** AIM OF THE EXERCISE **
In the data, extract each line that holds the string "cambio".
********************
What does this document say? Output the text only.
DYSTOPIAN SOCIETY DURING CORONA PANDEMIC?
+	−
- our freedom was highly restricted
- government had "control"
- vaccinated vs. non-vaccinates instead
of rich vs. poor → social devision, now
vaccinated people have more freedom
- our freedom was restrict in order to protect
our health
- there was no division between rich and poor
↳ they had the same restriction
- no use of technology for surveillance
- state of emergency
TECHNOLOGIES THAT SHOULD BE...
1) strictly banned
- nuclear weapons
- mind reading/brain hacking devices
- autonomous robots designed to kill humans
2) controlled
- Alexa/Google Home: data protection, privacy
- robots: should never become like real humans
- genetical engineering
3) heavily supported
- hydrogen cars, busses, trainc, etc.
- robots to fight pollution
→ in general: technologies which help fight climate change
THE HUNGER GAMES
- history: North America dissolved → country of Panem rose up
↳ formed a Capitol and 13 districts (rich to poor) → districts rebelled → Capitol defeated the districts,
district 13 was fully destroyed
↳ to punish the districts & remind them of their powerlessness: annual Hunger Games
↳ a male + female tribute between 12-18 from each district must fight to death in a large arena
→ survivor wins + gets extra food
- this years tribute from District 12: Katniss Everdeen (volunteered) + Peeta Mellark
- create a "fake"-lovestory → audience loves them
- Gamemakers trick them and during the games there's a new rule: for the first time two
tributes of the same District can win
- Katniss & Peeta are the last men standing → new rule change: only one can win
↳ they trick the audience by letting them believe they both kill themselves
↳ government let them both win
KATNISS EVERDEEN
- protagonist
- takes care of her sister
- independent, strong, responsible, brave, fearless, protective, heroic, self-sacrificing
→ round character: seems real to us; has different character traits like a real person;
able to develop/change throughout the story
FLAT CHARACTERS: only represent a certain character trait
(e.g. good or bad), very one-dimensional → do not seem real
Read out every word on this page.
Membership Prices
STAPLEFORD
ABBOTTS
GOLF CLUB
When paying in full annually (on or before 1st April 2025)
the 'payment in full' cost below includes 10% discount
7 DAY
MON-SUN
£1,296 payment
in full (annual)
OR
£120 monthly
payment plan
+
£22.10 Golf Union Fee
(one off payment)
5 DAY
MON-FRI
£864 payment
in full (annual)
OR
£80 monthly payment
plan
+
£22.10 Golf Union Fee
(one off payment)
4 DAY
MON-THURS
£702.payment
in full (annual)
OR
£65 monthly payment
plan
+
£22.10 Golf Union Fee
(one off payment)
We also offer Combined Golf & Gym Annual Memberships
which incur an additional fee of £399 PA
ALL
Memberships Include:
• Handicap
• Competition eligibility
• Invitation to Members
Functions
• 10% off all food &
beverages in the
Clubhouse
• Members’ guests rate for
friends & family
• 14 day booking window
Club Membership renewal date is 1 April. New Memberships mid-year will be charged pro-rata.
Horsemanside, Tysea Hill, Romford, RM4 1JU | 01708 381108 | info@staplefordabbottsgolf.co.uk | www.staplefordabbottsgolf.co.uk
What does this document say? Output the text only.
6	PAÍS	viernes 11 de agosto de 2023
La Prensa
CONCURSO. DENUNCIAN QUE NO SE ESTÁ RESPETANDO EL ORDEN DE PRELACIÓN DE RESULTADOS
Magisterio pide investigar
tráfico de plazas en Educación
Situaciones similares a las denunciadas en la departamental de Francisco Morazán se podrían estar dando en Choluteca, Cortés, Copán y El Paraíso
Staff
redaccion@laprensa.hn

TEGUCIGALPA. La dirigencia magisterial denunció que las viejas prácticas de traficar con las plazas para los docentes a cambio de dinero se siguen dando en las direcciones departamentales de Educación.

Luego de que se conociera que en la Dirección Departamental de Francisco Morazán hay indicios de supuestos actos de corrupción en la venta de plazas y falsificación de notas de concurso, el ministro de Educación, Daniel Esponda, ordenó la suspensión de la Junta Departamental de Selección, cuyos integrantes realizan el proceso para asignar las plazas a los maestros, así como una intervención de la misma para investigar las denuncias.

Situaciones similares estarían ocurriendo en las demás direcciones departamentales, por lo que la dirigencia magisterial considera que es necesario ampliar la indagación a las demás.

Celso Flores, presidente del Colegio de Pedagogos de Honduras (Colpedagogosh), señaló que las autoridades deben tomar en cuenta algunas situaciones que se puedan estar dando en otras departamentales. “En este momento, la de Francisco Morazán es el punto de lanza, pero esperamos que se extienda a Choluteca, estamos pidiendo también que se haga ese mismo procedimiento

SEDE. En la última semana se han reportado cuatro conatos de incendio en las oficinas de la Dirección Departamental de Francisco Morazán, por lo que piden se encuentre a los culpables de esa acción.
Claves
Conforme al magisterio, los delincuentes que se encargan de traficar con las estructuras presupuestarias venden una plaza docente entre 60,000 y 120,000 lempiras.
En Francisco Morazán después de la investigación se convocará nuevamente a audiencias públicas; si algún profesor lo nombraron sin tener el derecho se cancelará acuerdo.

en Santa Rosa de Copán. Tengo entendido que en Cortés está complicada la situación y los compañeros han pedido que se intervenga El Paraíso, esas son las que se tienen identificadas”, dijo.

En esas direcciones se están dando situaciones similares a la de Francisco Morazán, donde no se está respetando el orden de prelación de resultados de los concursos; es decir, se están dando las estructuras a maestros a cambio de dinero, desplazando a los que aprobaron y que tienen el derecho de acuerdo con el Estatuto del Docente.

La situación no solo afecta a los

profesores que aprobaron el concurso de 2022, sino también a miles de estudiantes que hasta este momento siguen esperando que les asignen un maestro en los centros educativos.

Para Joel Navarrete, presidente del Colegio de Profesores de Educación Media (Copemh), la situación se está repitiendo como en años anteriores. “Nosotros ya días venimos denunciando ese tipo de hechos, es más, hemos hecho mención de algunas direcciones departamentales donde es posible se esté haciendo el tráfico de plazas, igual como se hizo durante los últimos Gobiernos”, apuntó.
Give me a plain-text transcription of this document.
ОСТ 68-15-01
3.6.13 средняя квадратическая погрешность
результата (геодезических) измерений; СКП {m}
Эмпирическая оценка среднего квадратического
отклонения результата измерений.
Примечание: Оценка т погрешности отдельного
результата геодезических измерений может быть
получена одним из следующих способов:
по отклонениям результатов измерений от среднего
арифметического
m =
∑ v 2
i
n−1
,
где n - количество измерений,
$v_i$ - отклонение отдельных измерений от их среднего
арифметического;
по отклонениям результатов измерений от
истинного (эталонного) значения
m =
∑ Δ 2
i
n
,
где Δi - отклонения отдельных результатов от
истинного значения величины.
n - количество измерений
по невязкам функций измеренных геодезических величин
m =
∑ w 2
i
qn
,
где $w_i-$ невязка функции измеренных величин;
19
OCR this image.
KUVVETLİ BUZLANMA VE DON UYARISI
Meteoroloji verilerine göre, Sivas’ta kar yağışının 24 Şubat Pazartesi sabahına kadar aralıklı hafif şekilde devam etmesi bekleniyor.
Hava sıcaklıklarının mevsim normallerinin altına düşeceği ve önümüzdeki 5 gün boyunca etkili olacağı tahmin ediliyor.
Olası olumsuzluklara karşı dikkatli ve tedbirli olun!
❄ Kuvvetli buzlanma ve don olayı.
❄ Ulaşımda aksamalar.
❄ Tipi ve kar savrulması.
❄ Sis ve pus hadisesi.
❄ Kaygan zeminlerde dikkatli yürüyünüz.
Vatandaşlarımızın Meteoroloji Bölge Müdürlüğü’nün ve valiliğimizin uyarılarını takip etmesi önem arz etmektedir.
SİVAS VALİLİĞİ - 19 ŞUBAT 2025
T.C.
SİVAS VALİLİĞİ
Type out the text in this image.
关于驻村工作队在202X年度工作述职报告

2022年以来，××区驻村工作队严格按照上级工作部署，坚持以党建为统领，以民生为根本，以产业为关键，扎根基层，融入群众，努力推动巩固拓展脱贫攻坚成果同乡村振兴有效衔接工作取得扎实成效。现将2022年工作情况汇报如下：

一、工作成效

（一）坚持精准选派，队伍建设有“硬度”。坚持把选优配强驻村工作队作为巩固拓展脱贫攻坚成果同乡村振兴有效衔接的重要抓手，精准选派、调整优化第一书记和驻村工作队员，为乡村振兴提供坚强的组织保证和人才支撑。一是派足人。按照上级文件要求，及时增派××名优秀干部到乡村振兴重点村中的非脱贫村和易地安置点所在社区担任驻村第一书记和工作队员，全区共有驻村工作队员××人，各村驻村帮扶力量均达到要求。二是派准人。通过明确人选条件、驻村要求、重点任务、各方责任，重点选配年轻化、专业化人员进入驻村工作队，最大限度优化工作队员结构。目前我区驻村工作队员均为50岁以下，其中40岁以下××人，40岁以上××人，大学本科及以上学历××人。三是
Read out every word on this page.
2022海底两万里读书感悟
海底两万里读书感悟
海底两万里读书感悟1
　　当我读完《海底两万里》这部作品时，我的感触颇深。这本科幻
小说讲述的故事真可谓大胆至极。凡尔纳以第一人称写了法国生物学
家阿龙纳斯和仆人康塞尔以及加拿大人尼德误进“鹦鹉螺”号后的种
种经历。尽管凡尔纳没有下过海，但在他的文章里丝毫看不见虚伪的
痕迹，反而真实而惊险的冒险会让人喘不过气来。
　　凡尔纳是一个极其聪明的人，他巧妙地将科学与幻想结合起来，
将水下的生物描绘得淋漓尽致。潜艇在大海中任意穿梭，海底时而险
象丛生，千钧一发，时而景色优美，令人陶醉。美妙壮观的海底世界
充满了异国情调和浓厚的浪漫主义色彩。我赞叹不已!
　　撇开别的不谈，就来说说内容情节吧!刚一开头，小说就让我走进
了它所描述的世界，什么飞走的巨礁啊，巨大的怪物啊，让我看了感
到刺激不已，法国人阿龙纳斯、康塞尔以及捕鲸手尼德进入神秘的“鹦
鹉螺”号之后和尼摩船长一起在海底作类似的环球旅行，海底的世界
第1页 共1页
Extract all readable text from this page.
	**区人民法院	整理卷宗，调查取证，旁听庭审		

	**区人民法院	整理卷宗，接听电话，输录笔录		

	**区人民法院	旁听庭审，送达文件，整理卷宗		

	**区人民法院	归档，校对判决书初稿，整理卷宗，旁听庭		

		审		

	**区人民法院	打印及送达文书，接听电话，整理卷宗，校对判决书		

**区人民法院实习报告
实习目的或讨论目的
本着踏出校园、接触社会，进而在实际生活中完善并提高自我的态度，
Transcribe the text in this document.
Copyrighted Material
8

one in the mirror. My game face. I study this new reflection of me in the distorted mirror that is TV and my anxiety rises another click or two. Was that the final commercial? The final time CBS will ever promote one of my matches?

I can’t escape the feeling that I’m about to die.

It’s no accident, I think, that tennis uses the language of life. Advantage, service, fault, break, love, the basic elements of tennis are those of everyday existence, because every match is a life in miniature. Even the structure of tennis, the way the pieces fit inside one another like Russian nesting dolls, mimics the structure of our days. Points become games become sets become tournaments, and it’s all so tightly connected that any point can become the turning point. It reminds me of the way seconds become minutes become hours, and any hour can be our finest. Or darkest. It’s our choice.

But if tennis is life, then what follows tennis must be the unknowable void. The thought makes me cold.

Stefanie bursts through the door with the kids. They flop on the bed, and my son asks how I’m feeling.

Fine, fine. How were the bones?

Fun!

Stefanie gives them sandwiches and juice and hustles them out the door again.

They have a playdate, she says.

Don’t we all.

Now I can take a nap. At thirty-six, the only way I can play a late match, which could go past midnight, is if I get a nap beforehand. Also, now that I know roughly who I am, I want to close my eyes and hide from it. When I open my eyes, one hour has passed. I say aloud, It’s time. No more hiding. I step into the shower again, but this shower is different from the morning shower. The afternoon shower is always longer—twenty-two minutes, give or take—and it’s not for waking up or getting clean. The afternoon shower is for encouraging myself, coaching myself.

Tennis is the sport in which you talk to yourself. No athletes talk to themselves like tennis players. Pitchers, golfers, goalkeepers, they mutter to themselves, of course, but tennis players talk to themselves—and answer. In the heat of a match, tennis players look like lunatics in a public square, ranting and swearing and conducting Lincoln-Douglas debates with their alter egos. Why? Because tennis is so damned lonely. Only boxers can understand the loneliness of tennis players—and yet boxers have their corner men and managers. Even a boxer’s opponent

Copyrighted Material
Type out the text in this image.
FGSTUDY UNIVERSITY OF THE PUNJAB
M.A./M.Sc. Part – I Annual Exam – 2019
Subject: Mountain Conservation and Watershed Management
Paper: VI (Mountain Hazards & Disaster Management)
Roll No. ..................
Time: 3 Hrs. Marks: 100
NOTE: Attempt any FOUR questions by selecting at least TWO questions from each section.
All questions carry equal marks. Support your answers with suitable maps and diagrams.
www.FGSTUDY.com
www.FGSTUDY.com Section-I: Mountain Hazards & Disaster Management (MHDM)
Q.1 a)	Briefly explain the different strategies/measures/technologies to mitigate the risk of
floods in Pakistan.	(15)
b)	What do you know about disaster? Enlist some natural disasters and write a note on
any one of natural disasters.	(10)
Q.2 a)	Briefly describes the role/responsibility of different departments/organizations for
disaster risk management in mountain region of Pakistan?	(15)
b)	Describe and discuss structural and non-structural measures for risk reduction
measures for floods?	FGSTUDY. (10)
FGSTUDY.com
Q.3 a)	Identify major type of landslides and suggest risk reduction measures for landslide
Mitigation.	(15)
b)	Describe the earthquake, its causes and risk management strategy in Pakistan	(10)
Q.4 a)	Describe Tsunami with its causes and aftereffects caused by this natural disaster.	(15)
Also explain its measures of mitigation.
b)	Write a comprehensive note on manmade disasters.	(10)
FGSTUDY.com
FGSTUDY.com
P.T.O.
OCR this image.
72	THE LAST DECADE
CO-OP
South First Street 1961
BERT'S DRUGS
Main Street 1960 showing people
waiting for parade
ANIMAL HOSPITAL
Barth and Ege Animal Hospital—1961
********************
** OUTPUT **
TEGUCIGALPA. La dirigencia magisterial denunció que las viejas prácticas de traficar con las plazas para los docentes a cambio de dinero se siguen dando en las direcciones departamentales de Educación.
En esas direcciones se están dando situaciones similares a la de Francisco Morazán, donde no se está respetando el orden de prelación de resultados de los concursos; es decir, se están dando las estructuras a maestros a cambio de dinero, desplazando a los que aprobaron y que tienen el derecho de acuerdo con el Estatuto del Docente.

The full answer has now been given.